### Apply what you read
1. In the bingo write-up, what opponent do you play bingo against on Day 4?
2. Continue the bingo write-up after its last sentence.

So far, the biggest challenge has been properly reading the puzzle descriptions.

Day 4

This was a pretty fun one: we have to play bingo with a giant squid (because why not). I created a bingo-board class to encapsulate all the logic needed:

class BingoBoard:
    def __init__(self, board_values: List[List[int]]):
        self.board = board_values
        self.board_marks = [[False for _ in x] for x in board_values]
        self.width = len(board_values[0])
        self.height = len(board_values)
        self.is_bingo = False

    def mark(self, value: int):
        for x in range(0, self.height):
            for y in range(0, self.width):
                if self.board[x][y] == value:
                    self.mark_pos(x, y)

    def mark_pos(self, x: int, y: int):
        self.board_marks[x][y] = True
        if not self.is_bingo:
            self.is_bingo = all(self.board_marks[x]) or all(row[y] for row in self.board_marks)

    def score(self) -> int:
        s = 0
        for x in range(0, self.height):
            for y in range(0, self.width):
                if not self.board_marks[x][y]:
                    s += self.board[x][y]
        return s

The board keeps two list-of-lists: the values of the squares, and whether each square has been checked or not. The mark method takes a number, marks any squares where that number is found, and checks if we have a bingo. The board also implements this particular flavor of bingo’s strange scoring function.

### Records
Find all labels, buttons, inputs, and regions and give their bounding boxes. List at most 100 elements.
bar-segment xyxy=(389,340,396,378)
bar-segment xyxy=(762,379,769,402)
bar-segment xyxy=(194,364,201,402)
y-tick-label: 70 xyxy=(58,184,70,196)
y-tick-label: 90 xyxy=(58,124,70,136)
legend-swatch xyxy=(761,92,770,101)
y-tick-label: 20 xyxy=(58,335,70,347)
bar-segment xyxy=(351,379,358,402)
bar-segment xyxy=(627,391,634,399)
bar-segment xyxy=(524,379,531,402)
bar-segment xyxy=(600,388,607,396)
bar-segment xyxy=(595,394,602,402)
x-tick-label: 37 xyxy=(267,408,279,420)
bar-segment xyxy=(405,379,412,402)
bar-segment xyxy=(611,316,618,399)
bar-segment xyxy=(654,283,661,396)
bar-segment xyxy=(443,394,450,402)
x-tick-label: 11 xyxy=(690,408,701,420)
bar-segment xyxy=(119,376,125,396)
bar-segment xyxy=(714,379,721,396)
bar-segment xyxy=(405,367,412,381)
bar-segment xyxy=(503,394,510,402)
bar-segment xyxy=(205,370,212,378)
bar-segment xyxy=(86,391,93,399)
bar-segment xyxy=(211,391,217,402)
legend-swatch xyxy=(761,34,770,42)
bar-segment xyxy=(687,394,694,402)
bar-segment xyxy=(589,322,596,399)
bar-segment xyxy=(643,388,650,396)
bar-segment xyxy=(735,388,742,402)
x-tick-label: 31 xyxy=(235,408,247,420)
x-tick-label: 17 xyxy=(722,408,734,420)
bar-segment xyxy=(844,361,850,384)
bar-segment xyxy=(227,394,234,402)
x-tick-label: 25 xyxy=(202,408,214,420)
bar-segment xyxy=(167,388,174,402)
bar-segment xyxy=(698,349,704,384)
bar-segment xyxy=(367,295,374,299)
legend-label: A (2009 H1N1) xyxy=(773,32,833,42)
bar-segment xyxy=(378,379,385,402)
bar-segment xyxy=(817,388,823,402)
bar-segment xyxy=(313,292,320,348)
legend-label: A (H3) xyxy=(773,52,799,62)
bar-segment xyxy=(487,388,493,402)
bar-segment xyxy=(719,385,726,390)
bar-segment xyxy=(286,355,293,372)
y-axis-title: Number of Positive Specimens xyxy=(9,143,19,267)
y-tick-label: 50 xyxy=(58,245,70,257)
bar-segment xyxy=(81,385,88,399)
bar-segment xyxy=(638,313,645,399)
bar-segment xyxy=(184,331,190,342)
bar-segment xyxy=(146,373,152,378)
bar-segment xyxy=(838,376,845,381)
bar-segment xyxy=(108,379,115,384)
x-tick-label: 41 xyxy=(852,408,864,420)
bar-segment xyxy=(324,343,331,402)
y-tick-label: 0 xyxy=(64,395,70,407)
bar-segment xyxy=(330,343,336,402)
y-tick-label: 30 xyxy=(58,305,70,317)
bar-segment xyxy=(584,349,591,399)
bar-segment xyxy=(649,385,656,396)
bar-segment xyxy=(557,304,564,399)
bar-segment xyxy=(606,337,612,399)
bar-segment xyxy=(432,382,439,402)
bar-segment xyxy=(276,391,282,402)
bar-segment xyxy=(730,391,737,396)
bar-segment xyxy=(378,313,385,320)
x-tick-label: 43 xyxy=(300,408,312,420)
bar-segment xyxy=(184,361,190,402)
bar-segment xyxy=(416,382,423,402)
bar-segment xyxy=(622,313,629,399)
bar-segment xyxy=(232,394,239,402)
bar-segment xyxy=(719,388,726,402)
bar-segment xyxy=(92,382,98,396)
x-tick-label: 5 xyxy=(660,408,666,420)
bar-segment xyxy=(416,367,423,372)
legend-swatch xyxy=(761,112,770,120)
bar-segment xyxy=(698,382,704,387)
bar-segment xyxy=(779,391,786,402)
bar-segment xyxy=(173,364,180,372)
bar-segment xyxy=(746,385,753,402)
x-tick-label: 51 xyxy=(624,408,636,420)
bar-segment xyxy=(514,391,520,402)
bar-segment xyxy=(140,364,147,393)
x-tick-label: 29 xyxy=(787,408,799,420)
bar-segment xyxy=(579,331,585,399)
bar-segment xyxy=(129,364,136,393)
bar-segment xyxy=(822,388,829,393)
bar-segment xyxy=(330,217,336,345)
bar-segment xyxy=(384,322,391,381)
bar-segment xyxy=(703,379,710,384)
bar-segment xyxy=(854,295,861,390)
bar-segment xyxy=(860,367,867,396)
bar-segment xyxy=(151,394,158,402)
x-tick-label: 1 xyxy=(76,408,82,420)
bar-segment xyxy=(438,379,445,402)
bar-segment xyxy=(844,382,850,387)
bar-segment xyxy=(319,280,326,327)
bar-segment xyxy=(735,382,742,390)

### Answers
1. A giant squid.

2.
With this in place, the rest is just bookkeeping. We parse the input:

bingo_boards = []

with open('input.txt', 'r') as f_input:
    bingo_nrs = list(map(lambda x: int(x), f_input.readline().split(',')))
    f_input.readline()  # blank line

    while True:
        board = []

        while True:
            board_line = f_input.readline()

            if not board_line or board_line == '\n':    # EOF returns empty string; empty line returns newline
                break

            board_nrs = list(map(lambda x: int(x), [board_line[i:i + 2] for i in range(0, len(board_line), 3)]))
            board.append(board_nrs)

        bingo_boards.append(BingoBoard(board))

        if not board_line:
            break

…and then run the game, keeping track of each board’s score:

bingo_board_winners = []

for nr in bingo_nrs:
    for b in [x for x in bingo_boards if not x.is_bingo]:
        b.mark(nr)

        if b.is_bingo:
            bingo_board_winners.append(nr * b.score())

For part 1, we need the first score; for part 2, the last one:

print(bingo_board_winners[0])
print(bingo_board_winners[-1])

Bingo!

Day 5

Today brings us lines on a grid, and finding the places where they overlap. The grid will be represented as a defaultdict of x-y coordinate tuples, with the value representing the number of lines at each point and default value being zero. We’ll then add a simple function for adding a line to this grid between two points, which entails incrementing the count for each coordinate between the points:

import re
from collections import defaultdict

sea_grid = defaultdict(lambda: 0)

def add_line(x1: int, y1: int, x2: int, y2: int):
    dx = max(-1, min(1, x2 - x1))
    dy = max(-1, min(1, y2 - y1))

    x_curr = x1
    y_curr = y1

    while x_curr != x2 or y_curr != y2:
        sea_grid[(x_curr, y_curr)] += 1
        x_curr += dx
        y_curr += dy

    sea_grid[(x_curr, y_curr)] += 1     # don't forget (x2, y2)

For the first part, we ignore the diagonal lines, add everything else, and then just count the number of values in our dictionary that are greater than 1:

def solution_part_1():
    with open('input.txt', 'r') as f_input:
        for line in f_input:
            x1, y1, x2, y2 = map(lambda x: int(x), re.match(r'(\d+),(\d+) -> (\d+),(\d+)', line).groups())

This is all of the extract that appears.